» Your instructions
Lines containing the word "seconds" are the ones to copy from the records below.

» Material provided
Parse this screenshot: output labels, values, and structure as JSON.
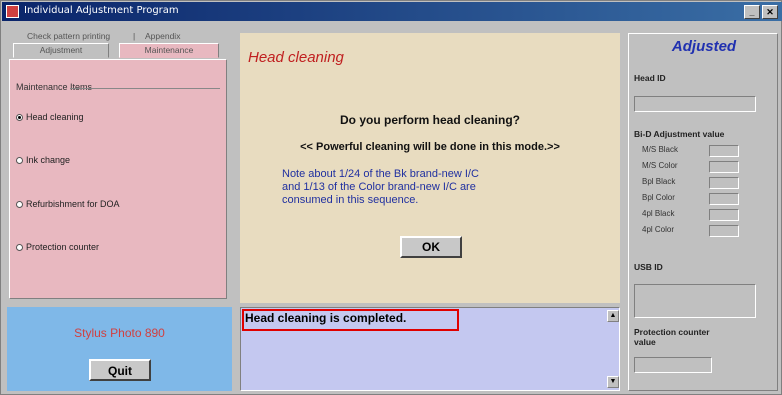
{
  "window": {
    "title": "Individual Adjustment Program",
    "minimize_label": "_",
    "close_label": "✕"
  },
  "tabs": {
    "row1": [
      "Check pattern printing",
      "Appendix"
    ],
    "row2": [
      "Adjustment",
      "Maintenance"
    ]
  },
  "maintenance": {
    "group_title": "Maintenance Items",
    "options": [
      {
        "label": "Head cleaning",
        "selected": true
      },
      {
        "label": "Ink change",
        "selected": false
      },
      {
        "label": "Refurbishment for DOA",
        "selected": false
      },
      {
        "label": "Protection counter",
        "selected": false
      }
    ]
  },
  "model": {
    "name": "Stylus Photo 890",
    "quit_label": "Quit"
  },
  "dialog": {
    "title": "Head cleaning",
    "question": "Do you perform head cleaning?",
    "mode_note": "<< Powerful cleaning will be done in this mode.>>",
    "note_lines": [
      "Note about 1/24 of the Bk brand-new I/C",
      "and 1/13 of the Color brand-new I/C are",
      "consumed in this sequence."
    ],
    "ok_label": "OK"
  },
  "message": {
    "text": "Head cleaning is completed."
  },
  "adjusted": {
    "heading": "Adjusted",
    "head_id_label": "Head ID",
    "bi_d_label": "Bi-D Adjustment value",
    "bi_d_rows": [
      "M/S Black",
      "M/S Color",
      "Bpl Black",
      "Bpl Color",
      "4pl Black",
      "4pl Color"
    ],
    "usb_id_label": "USB ID",
    "protection_label_1": "Protection counter",
    "protection_label_2": "value"
  },
  "colors": {
    "pink_panel": "#e8b8c0",
    "blue_panel": "#7fb8e8",
    "tan_panel": "#e8dcc0",
    "message_bg": "#c4c8f0",
    "highlight_border": "#e00000",
    "title_red": "#c02020",
    "adjusted_blue": "#2030b0"
  }
}
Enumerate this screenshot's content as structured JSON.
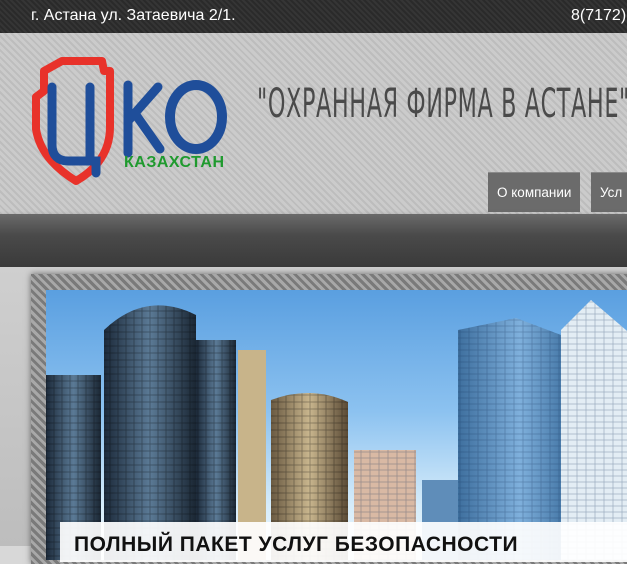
{
  "topbar": {
    "address": "г. Астана ул. Затаевича 2/1.",
    "phone": "8(7172)"
  },
  "logo": {
    "letters": "ЦКО",
    "subtitle": "КАЗАХСТАН",
    "colors": {
      "shield": "#e8322a",
      "letters": "#1f4e9a",
      "subtitle": "#1f9a2e"
    }
  },
  "header": {
    "slogan": "\"ОХРАННАЯ ФИРМА В АСТАНЕ\""
  },
  "nav": {
    "items": [
      {
        "label": "О компании"
      },
      {
        "label": "Усл"
      }
    ]
  },
  "slider": {
    "caption": "ПОЛНЫЙ ПАКЕТ УСЛУГ БЕЗОПАСНОСТИ"
  }
}
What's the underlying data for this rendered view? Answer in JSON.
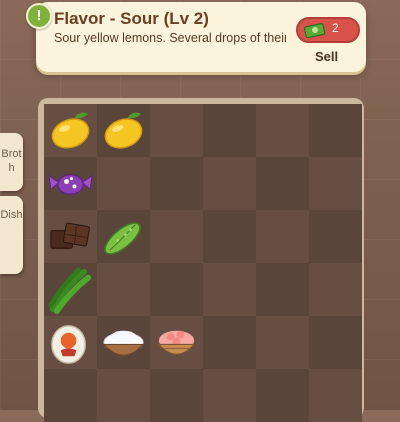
{
  "item_panel": {
    "title": "Flavor - Sour (Lv 2)",
    "description": "Sour yellow lemons. Several drops of their juice will make foods quite",
    "price": "2",
    "sell_label": "Sell",
    "info_badge": "!",
    "price_icon": "cash-icon"
  },
  "side_tabs": [
    {
      "label": "Broth"
    },
    {
      "label": "Dish"
    }
  ],
  "inventory": {
    "columns": 6,
    "rows": 6,
    "items": [
      {
        "name": "lemon",
        "icon": "lemon-icon",
        "row": 1,
        "col": 1
      },
      {
        "name": "lemon",
        "icon": "lemon-icon",
        "row": 1,
        "col": 2
      },
      {
        "name": "candy",
        "icon": "candy-icon",
        "row": 2,
        "col": 1
      },
      {
        "name": "chocolate",
        "icon": "chocolate-icon",
        "row": 3,
        "col": 1
      },
      {
        "name": "bitter melon",
        "icon": "bitter-melon-icon",
        "row": 3,
        "col": 2
      },
      {
        "name": "green peppers",
        "icon": "green-pepper-icon",
        "row": 4,
        "col": 1
      },
      {
        "name": "salted egg",
        "icon": "salted-egg-icon",
        "row": 5,
        "col": 1
      },
      {
        "name": "rice bowl",
        "icon": "rice-bowl-icon",
        "row": 5,
        "col": 2
      },
      {
        "name": "shrimp bowl",
        "icon": "shrimp-bowl-icon",
        "row": 5,
        "col": 3
      }
    ]
  }
}
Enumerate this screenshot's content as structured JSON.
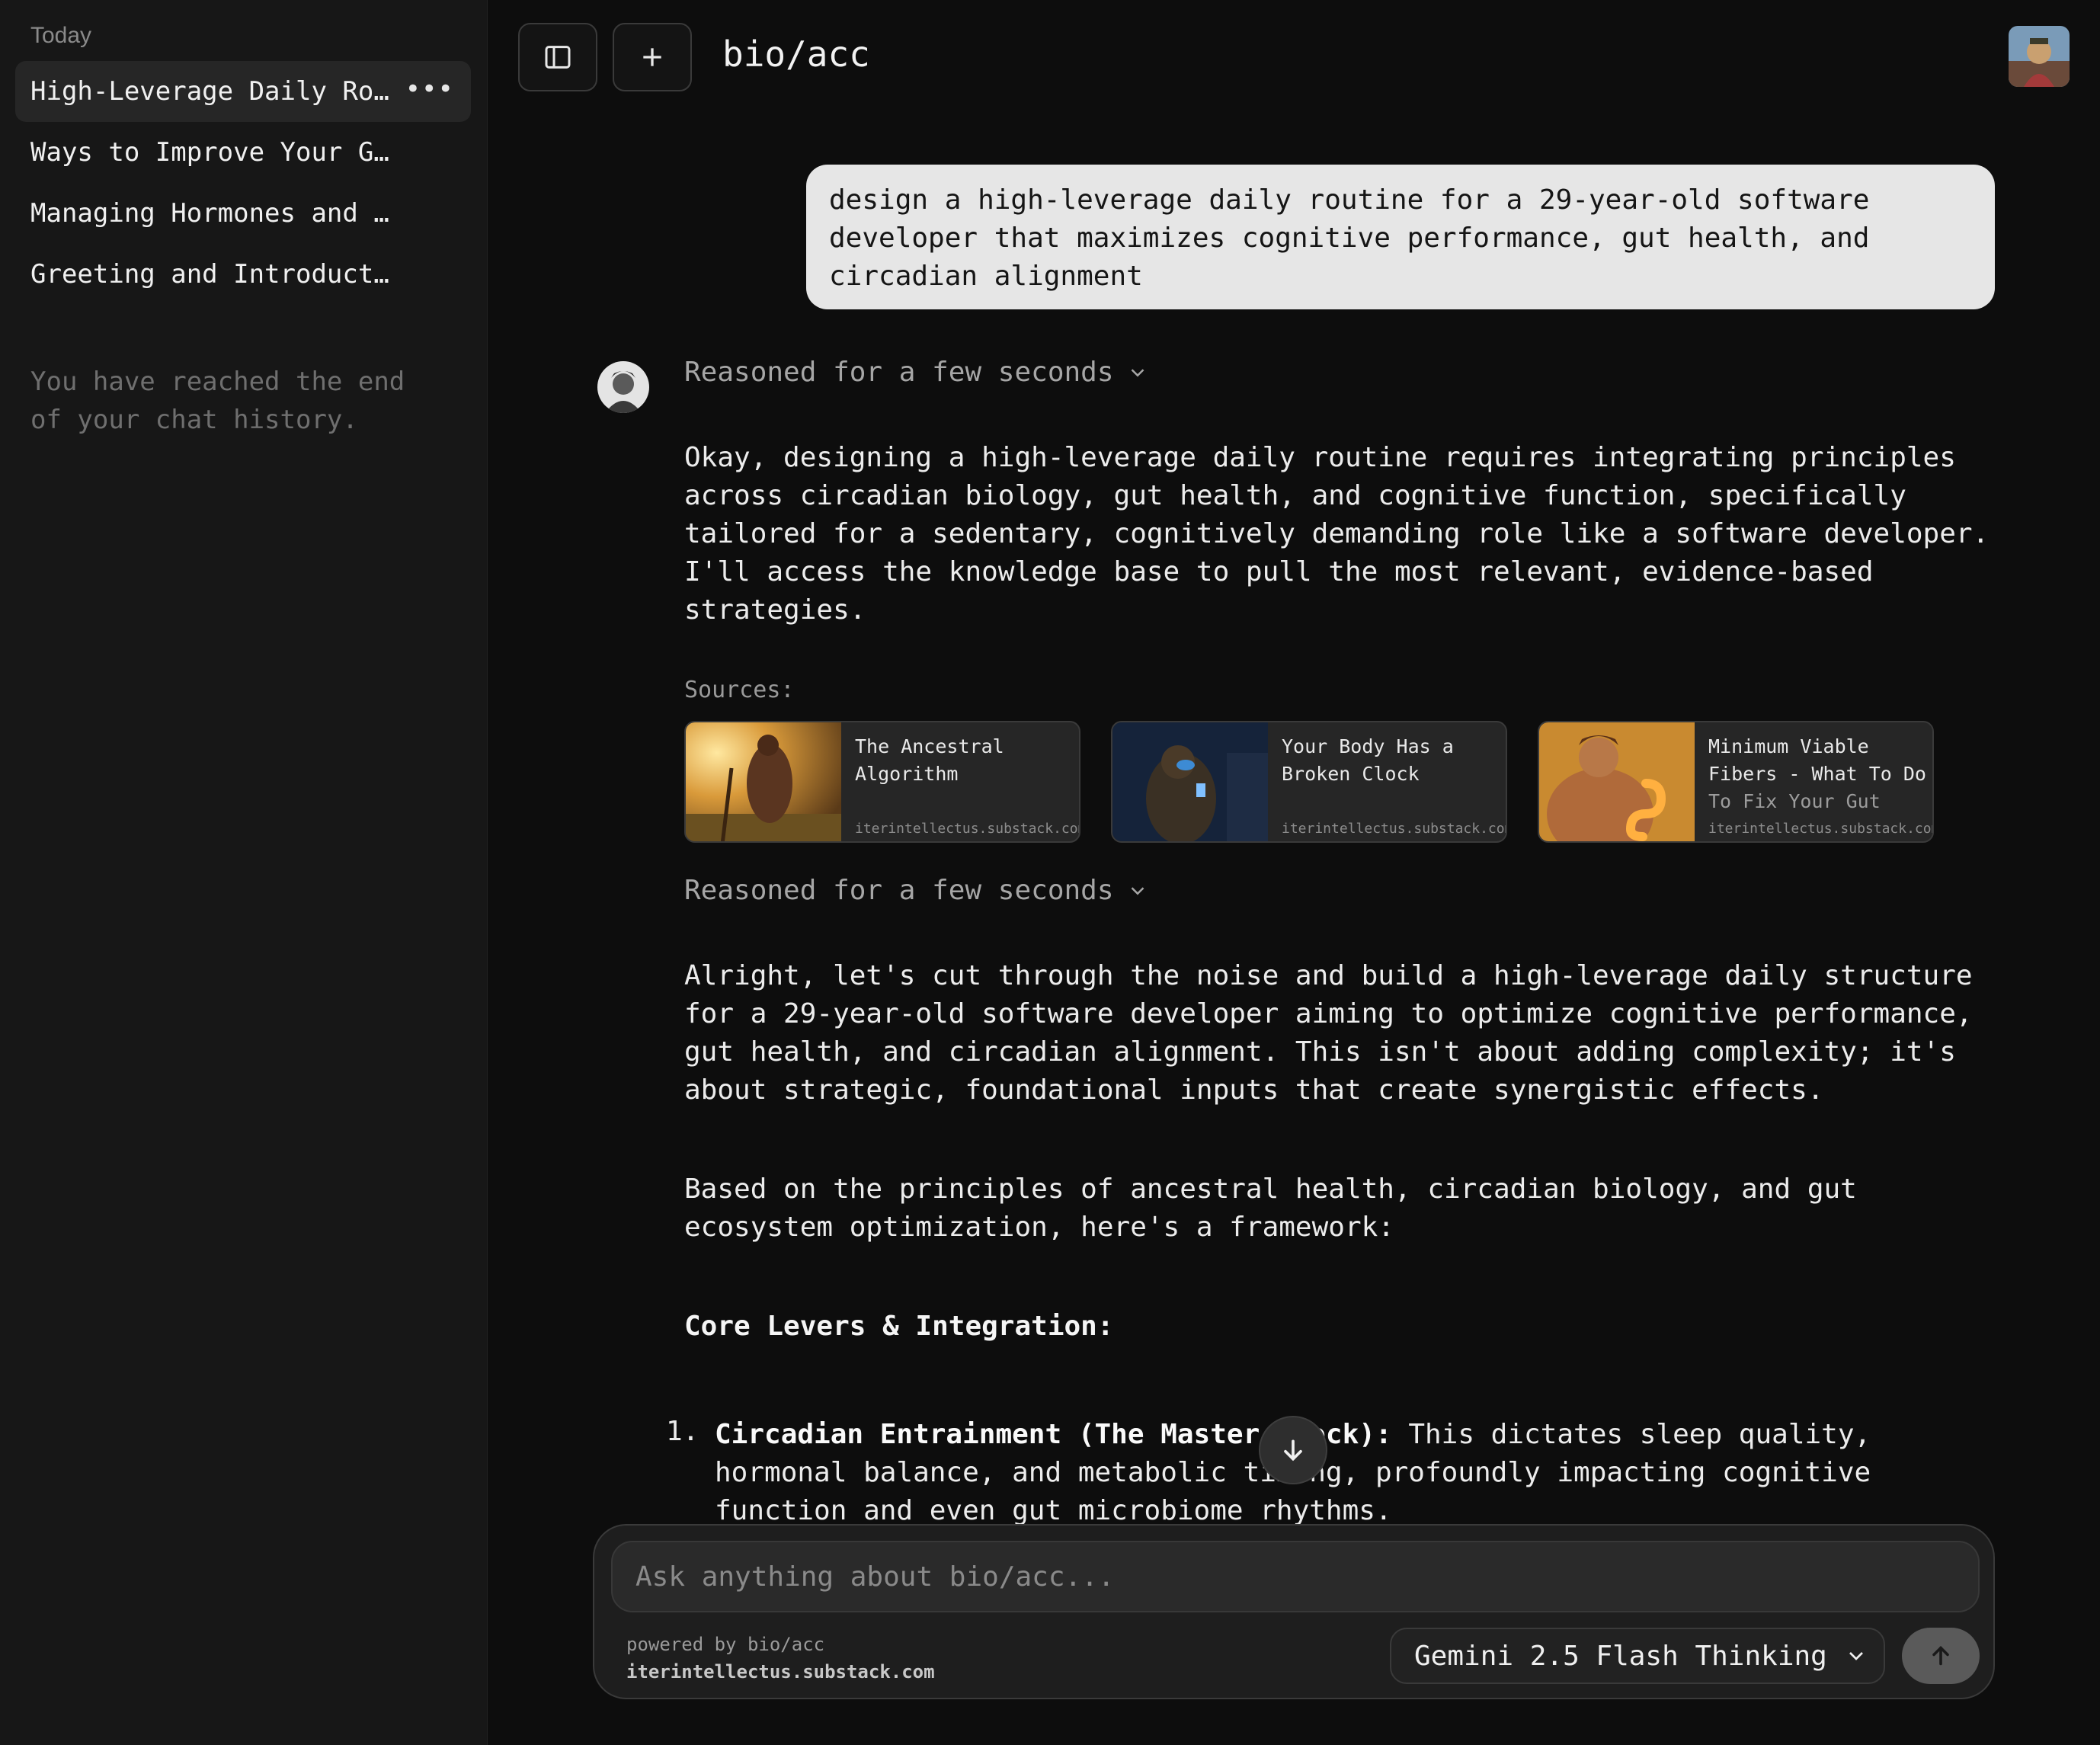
{
  "sidebar": {
    "section_label": "Today",
    "items": [
      {
        "label": "High-Leverage Daily Ro…",
        "active": true
      },
      {
        "label": "Ways to Improve Your G…",
        "active": false
      },
      {
        "label": "Managing Hormones and …",
        "active": false
      },
      {
        "label": "Greeting and Introduct…",
        "active": false
      }
    ],
    "more_icon": "ellipsis-icon",
    "end_text": "You have reached the end of your chat history."
  },
  "header": {
    "title": "bio/acc",
    "toggle_icon": "sidebar-toggle-icon",
    "new_chat_icon": "plus-icon"
  },
  "chat": {
    "user_message": "design a high-leverage daily routine for a 29-year-old software developer that maximizes cognitive performance, gut health, and circadian alignment",
    "reasoning_label_1": "Reasoned for a few seconds",
    "reasoning_label_2": "Reasoned for a few seconds",
    "intro_paragraph": "Okay, designing a high-leverage daily routine requires integrating principles across circadian biology, gut health, and cognitive function, specifically tailored for a sedentary, cognitively demanding role like a software developer. I'll access the knowledge base to pull the most relevant, evidence-based strategies.",
    "sources_label": "Sources:",
    "sources": [
      {
        "title": "The Ancestral Algorithm",
        "title_faded": "",
        "domain": "iterintellectus.substack.com"
      },
      {
        "title": "Your Body Has a Broken Clock",
        "title_faded": "",
        "domain": "iterintellectus.substack.com"
      },
      {
        "title": "Minimum Viable Fibers - What To Do",
        "title_faded": "To Fix Your Gut",
        "domain": "iterintellectus.substack.com"
      }
    ],
    "paragraph_2": "Alright, let's cut through the noise and build a high-leverage daily structure for a 29-year-old software developer aiming to optimize cognitive performance, gut health, and circadian alignment. This isn't about adding complexity; it's about strategic, foundational inputs that create synergistic effects.",
    "paragraph_3": "Based on the principles of ancestral health, circadian biology, and gut ecosystem optimization, here's a framework:",
    "core_heading": "Core Levers & Integration:",
    "list_item_1": {
      "number": "1.",
      "bold": "Circadian Entrainment (The Master Clock):",
      "text": " This dictates sleep quality, hormonal balance, and metabolic timing, profoundly impacting cognitive function and even gut microbiome rhythms."
    }
  },
  "composer": {
    "placeholder": "Ask anything about bio/acc...",
    "powered_by": "powered by bio/acc",
    "powered_domain": "iterintellectus.substack.com",
    "model": "Gemini 2.5 Flash Thinking",
    "send_icon": "arrow-up-icon",
    "scroll_icon": "arrow-down-icon"
  }
}
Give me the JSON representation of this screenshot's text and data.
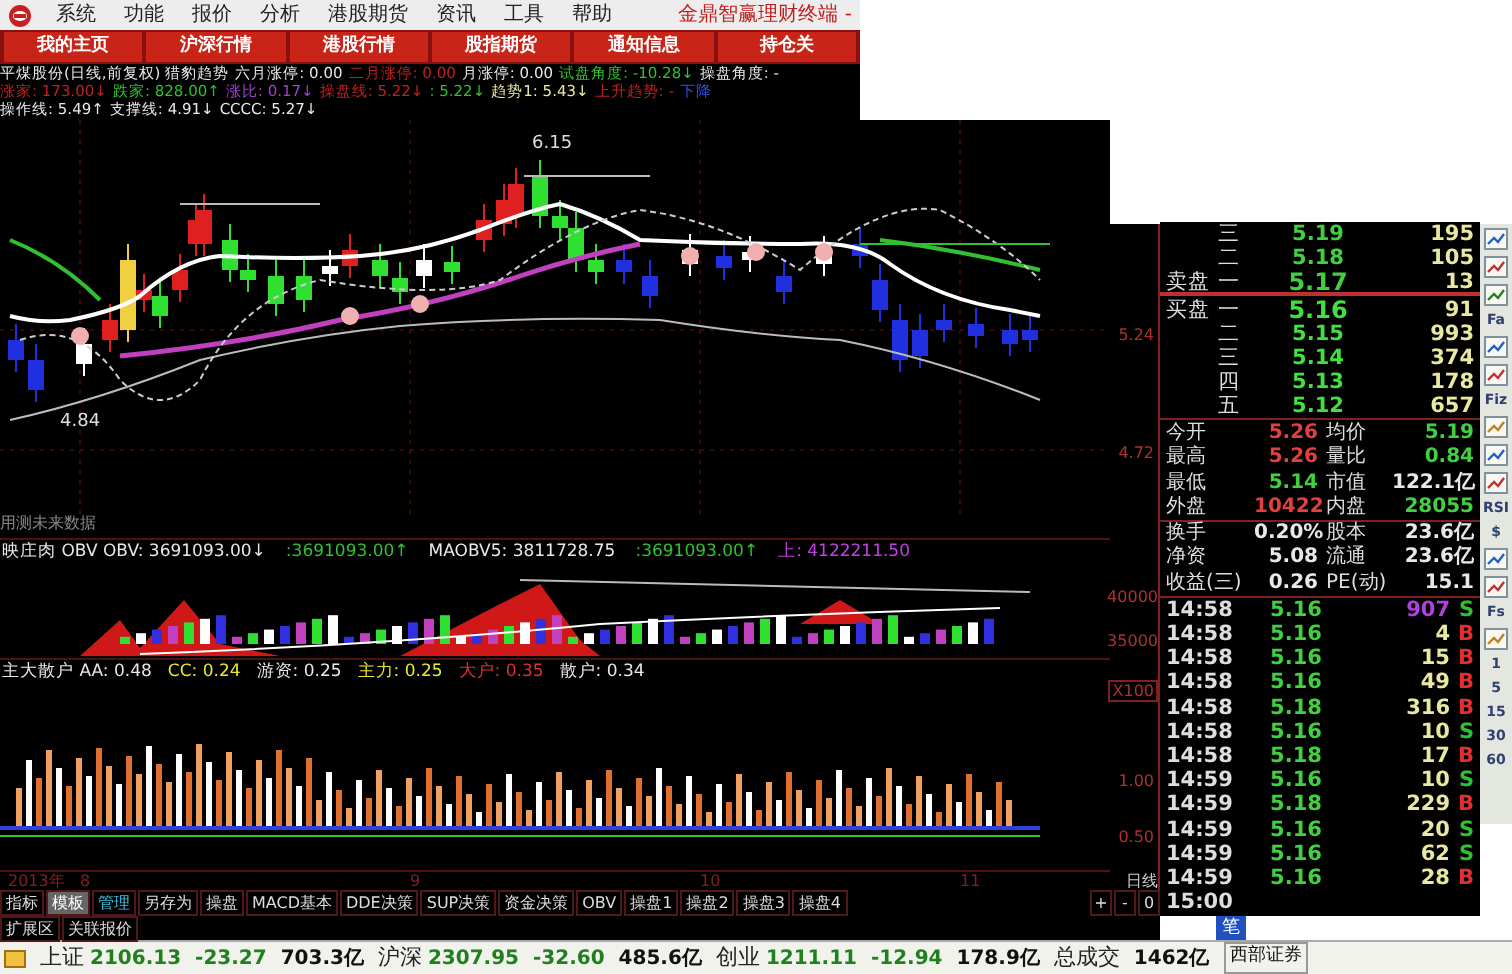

» The reply
    "reasoning_label_1": "Reasoned for a few seconds",
    "reasoning_label_2": "Reasoned for a few seconds",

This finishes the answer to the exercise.